--- Start ---

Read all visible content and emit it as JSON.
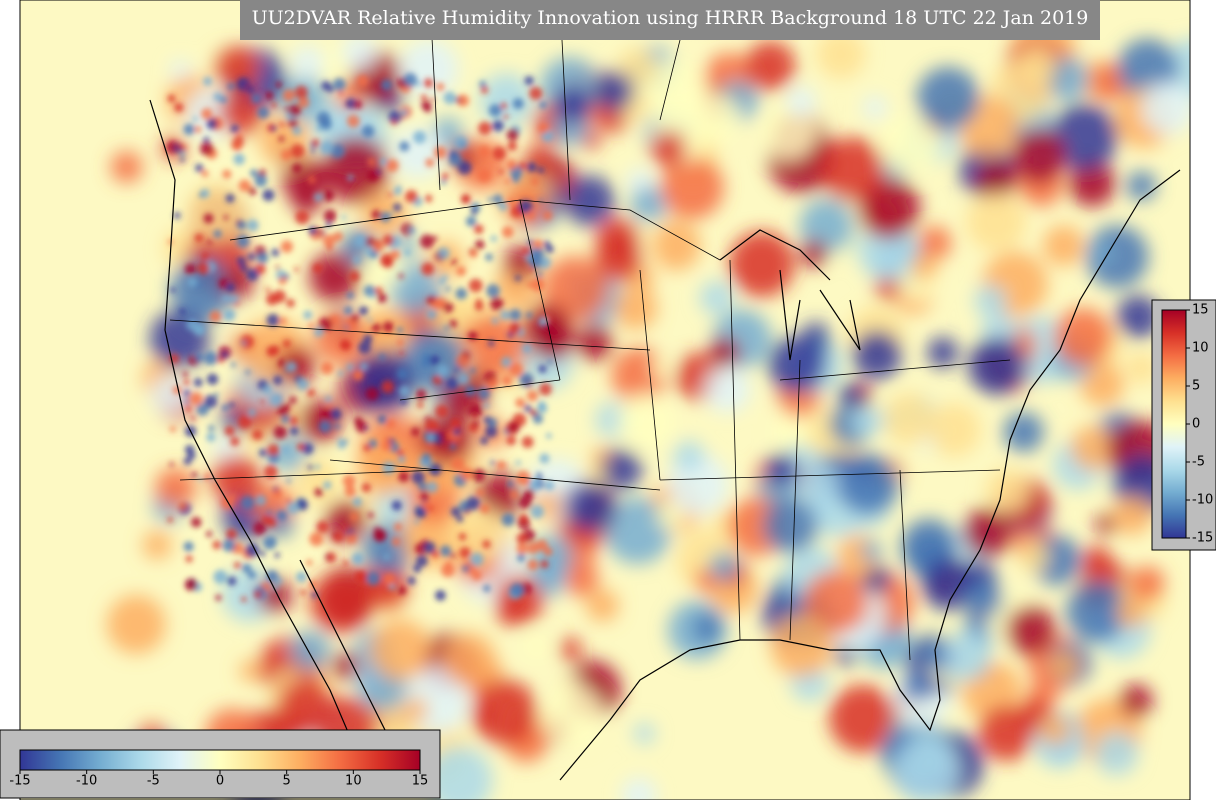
{
  "title": "UU2DVAR Relative Humidity Innovation using HRRR Background 18 UTC 22 Jan 2019",
  "colorbar": {
    "lim": [
      -15,
      15
    ],
    "ticks": [
      -15,
      -10,
      -5,
      0,
      5,
      10,
      15
    ],
    "colors": [
      "#313695",
      "#4575b4",
      "#74add1",
      "#abd9e9",
      "#e0f3f8",
      "#ffffbf",
      "#fee090",
      "#fdae61",
      "#f46d43",
      "#d73027",
      "#a50026"
    ]
  }
}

--- End ---

● **WORK REQUIRED**
Set each line of the records down exactly, leaving every picture out.

● **EXERCISE ANSWER**
Read all visible content and emit it as JSON.
{
  "title": "UU2DVAR Relative Humidity Innovation using HRRR Background 18 UTC 22 Jan 2019",
  "colorbar": {
    "lim": [
      -15,
      15
    ],
    "ticks": [
      -15,
      -10,
      -5,
      0,
      5,
      10,
      15
    ],
    "colors": [
      "#313695",
      "#4575b4",
      "#74add1",
      "#abd9e9",
      "#e0f3f8",
      "#ffffbf",
      "#fee090",
      "#fdae61",
      "#f46d43",
      "#d73027",
      "#a50026"
    ]
  }
}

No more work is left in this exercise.